__TASK OBJECTIVE__:
Below are some records; retype all of them exactly.

__Collected data entries__:
┄┄┄┄┄┄┄┄┄┄

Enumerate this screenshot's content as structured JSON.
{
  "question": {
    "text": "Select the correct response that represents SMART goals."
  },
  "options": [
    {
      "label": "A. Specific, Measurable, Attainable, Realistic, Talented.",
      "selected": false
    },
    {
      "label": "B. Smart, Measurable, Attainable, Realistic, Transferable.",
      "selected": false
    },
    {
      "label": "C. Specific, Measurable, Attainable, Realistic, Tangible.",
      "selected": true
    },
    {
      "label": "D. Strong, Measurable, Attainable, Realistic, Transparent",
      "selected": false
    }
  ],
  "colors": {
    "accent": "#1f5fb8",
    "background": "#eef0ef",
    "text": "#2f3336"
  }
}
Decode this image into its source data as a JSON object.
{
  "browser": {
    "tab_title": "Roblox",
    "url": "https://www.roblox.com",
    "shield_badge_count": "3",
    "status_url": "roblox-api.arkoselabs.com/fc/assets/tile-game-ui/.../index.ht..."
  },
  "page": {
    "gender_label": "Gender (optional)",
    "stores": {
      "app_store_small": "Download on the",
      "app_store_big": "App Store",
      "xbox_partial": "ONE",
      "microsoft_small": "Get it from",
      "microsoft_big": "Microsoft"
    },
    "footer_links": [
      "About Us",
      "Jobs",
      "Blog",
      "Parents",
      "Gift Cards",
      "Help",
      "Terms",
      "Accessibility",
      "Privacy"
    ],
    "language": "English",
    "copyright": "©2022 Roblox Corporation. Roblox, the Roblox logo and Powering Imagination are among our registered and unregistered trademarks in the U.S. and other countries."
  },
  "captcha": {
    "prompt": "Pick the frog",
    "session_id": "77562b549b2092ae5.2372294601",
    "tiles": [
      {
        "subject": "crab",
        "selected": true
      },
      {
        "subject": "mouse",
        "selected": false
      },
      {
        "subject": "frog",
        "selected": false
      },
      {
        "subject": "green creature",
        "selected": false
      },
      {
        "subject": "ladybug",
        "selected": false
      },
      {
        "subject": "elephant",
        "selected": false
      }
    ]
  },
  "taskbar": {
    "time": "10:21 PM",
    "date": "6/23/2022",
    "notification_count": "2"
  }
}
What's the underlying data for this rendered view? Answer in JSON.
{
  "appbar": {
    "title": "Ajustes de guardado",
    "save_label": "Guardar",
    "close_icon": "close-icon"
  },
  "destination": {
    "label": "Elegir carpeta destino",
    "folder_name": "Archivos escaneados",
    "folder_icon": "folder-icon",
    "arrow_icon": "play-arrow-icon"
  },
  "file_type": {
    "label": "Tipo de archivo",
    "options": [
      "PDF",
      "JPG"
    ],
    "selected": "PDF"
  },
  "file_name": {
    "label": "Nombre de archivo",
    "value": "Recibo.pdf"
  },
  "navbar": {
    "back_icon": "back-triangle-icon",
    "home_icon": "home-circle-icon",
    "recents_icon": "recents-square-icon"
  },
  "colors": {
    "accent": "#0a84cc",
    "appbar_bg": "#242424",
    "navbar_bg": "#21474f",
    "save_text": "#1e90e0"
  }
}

┄┄┄┄┄┄┄┄┄┄

__EXERCISE SOLUTION__:
Enumerate this screenshot's content as structured JSON.
{
  "question": {
    "text": "Select the correct response that represents SMART goals."
  },
  "options": [
    {
      "label": "A. Specific, Measurable, Attainable, Realistic, Talented.",
      "selected": false
    },
    {
      "label": "B. Smart, Measurable, Attainable, Realistic, Transferable.",
      "selected": false
    },
    {
      "label": "C. Specific, Measurable, Attainable, Realistic, Tangible.",
      "selected": true
    },
    {
      "label": "D. Strong, Measurable, Attainable, Realistic, Transparent",
      "selected": false
    }
  ],
  "colors": {
    "accent": "#1f5fb8",
    "background": "#eef0ef",
    "text": "#2f3336"
  }
}
Decode this image into its source data as a JSON object.
{
  "browser": {
    "tab_title": "Roblox",
    "url": "https://www.roblox.com",
    "shield_badge_count": "3",
    "status_url": "roblox-api.arkoselabs.com/fc/assets/tile-game-ui/.../index.ht..."
  },
  "page": {
    "gender_label": "Gender (optional)",
    "stores": {
      "app_store_small": "Download on the",
      "app_store_big": "App Store",
      "xbox_partial": "ONE",
      "microsoft_small": "Get it from",
      "microsoft_big": "Microsoft"
    },
    "footer_links": [
      "About Us",
      "Jobs",
      "Blog",
      "Parents",
      "Gift Cards",
      "Help",
      "Terms",
      "Accessibility",
      "Privacy"
    ],
    "language": "English",
    "copyright": "©2022 Roblox Corporation. Roblox, the Roblox logo and Powering Imagination are among our registered and unregistered trademarks in the U.S. and other countries."
  },
  "captcha": {
    "prompt": "Pick the frog",
    "session_id": "77562b549b2092ae5.2372294601",
    "tiles": [
      {
        "subject": "crab",
        "selected": true
      },
      {
        "subject": "mouse",
        "selected": false
      },
      {
        "subject": "frog",
        "selected": false
      },
      {
        "subject": "green creature",
        "selected": false
      },
      {
        "subject": "ladybug",
        "selected": false
      },
      {
        "subject": "elephant",
        "selected": false
      }
    ]
  },
  "taskbar": {
    "time": "10:21 PM",
    "date": "6/23/2022",
    "notification_count": "2"
  }
}
What's the underlying data for this rendered view? Answer in JSON.
{
  "appbar": {
    "title": "Ajustes de guardado",
    "save_label": "Guardar",
    "close_icon": "close-icon"
  },
  "destination": {
    "label": "Elegir carpeta destino",
    "folder_name": "Archivos escaneados",
    "folder_icon": "folder-icon",
    "arrow_icon": "play-arrow-icon"
  },
  "file_type": {
    "label": "Tipo de archivo",
    "options": [
      "PDF",
      "JPG"
    ],
    "selected": "PDF"
  },
  "file_name": {
    "label": "Nombre de archivo",
    "value": "Recibo.pdf"
  },
  "navbar": {
    "back_icon": "back-triangle-icon",
    "home_icon": "home-circle-icon",
    "recents_icon": "recents-square-icon"
  },
  "colors": {
    "accent": "#0a84cc",
    "appbar_bg": "#242424",
    "navbar_bg": "#21474f",
    "save_text": "#1e90e0"
  }
}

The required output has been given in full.